# WHAT IS ASKED
Copy out the listing below word for word, keeping every line and every character unchanged.

# PROVIDED RECORDS
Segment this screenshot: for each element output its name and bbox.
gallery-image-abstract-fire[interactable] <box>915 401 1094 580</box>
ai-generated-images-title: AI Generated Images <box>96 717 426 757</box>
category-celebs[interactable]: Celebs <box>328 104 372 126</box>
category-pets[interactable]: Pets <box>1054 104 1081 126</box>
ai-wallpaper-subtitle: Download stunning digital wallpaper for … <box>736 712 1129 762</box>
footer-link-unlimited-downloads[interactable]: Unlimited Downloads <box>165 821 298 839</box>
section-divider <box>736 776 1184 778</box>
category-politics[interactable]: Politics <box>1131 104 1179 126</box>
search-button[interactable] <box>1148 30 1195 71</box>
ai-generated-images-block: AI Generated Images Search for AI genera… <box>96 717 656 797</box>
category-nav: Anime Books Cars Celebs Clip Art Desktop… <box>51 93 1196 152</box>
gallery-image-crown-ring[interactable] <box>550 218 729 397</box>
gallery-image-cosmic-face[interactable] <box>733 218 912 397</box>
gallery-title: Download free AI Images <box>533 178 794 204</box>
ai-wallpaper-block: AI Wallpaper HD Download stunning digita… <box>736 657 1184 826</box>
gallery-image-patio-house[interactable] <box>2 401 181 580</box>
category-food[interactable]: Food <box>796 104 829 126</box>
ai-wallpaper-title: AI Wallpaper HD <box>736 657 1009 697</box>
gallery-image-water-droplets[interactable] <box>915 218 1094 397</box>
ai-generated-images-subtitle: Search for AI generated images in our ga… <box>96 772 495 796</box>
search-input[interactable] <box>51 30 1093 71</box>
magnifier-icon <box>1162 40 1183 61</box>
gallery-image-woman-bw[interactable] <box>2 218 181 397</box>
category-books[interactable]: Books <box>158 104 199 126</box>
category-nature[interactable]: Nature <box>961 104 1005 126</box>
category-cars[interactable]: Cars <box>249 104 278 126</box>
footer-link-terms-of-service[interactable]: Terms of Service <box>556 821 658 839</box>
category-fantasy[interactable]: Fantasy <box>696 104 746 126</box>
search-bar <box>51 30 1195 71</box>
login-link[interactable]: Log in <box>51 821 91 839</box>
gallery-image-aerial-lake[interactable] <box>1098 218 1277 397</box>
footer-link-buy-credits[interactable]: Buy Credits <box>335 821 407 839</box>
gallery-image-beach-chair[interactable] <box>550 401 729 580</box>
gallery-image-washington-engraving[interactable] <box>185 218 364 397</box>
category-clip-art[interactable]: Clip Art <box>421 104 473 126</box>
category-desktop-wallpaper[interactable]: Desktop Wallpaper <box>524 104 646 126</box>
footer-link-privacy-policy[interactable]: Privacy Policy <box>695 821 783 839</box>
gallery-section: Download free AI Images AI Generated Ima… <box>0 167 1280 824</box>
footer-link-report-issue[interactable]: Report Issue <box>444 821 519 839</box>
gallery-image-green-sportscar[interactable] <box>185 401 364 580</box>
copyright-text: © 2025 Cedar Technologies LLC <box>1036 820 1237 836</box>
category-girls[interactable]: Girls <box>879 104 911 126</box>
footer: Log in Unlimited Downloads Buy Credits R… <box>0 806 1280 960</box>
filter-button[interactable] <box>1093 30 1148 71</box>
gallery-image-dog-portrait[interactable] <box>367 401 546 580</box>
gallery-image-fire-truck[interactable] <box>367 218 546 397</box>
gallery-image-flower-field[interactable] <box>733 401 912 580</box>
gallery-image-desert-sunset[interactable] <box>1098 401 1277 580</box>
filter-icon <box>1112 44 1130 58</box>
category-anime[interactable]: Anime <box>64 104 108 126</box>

# TASK RESPONSE
Segment this screenshot: for each element output its name and bbox.
gallery-image-abstract-fire[interactable] <box>915 401 1094 580</box>
ai-generated-images-title: AI Generated Images <box>96 717 426 757</box>
category-celebs[interactable]: Celebs <box>328 104 372 126</box>
category-pets[interactable]: Pets <box>1054 104 1081 126</box>
ai-wallpaper-subtitle: Download stunning digital wallpaper for … <box>736 712 1129 762</box>
footer-link-unlimited-downloads[interactable]: Unlimited Downloads <box>165 821 298 839</box>
section-divider <box>736 776 1184 778</box>
category-politics[interactable]: Politics <box>1131 104 1179 126</box>
search-button[interactable] <box>1148 30 1195 71</box>
ai-generated-images-block: AI Generated Images Search for AI genera… <box>96 717 656 797</box>
category-nav: Anime Books Cars Celebs Clip Art Desktop… <box>51 93 1196 152</box>
gallery-image-crown-ring[interactable] <box>550 218 729 397</box>
gallery-image-cosmic-face[interactable] <box>733 218 912 397</box>
gallery-title: Download free AI Images <box>533 178 794 204</box>
ai-wallpaper-block: AI Wallpaper HD Download stunning digita… <box>736 657 1184 826</box>
gallery-image-patio-house[interactable] <box>2 401 181 580</box>
category-food[interactable]: Food <box>796 104 829 126</box>
ai-wallpaper-title: AI Wallpaper HD <box>736 657 1009 697</box>
gallery-image-water-droplets[interactable] <box>915 218 1094 397</box>
ai-generated-images-subtitle: Search for AI generated images in our ga… <box>96 772 495 796</box>
search-input[interactable] <box>51 30 1093 71</box>
magnifier-icon <box>1162 40 1183 61</box>
gallery-image-woman-bw[interactable] <box>2 218 181 397</box>
category-books[interactable]: Books <box>158 104 199 126</box>
category-nature[interactable]: Nature <box>961 104 1005 126</box>
category-cars[interactable]: Cars <box>249 104 278 126</box>
footer-link-terms-of-service[interactable]: Terms of Service <box>556 821 658 839</box>
category-fantasy[interactable]: Fantasy <box>696 104 746 126</box>
search-bar <box>51 30 1195 71</box>
login-link[interactable]: Log in <box>51 821 91 839</box>
gallery-image-aerial-lake[interactable] <box>1098 218 1277 397</box>
footer-link-buy-credits[interactable]: Buy Credits <box>335 821 407 839</box>
gallery-image-beach-chair[interactable] <box>550 401 729 580</box>
gallery-image-washington-engraving[interactable] <box>185 218 364 397</box>
category-clip-art[interactable]: Clip Art <box>421 104 473 126</box>
category-desktop-wallpaper[interactable]: Desktop Wallpaper <box>524 104 646 126</box>
footer-link-privacy-policy[interactable]: Privacy Policy <box>695 821 783 839</box>
gallery-section: Download free AI Images AI Generated Ima… <box>0 167 1280 824</box>
footer-link-report-issue[interactable]: Report Issue <box>444 821 519 839</box>
gallery-image-green-sportscar[interactable] <box>185 401 364 580</box>
copyright-text: © 2025 Cedar Technologies LLC <box>1036 820 1237 836</box>
category-girls[interactable]: Girls <box>879 104 911 126</box>
footer: Log in Unlimited Downloads Buy Credits R… <box>0 806 1280 960</box>
filter-button[interactable] <box>1093 30 1148 71</box>
gallery-image-dog-portrait[interactable] <box>367 401 546 580</box>
gallery-image-fire-truck[interactable] <box>367 218 546 397</box>
gallery-image-flower-field[interactable] <box>733 401 912 580</box>
gallery-image-desert-sunset[interactable] <box>1098 401 1277 580</box>
filter-icon <box>1112 44 1130 58</box>
category-anime[interactable]: Anime <box>64 104 108 126</box>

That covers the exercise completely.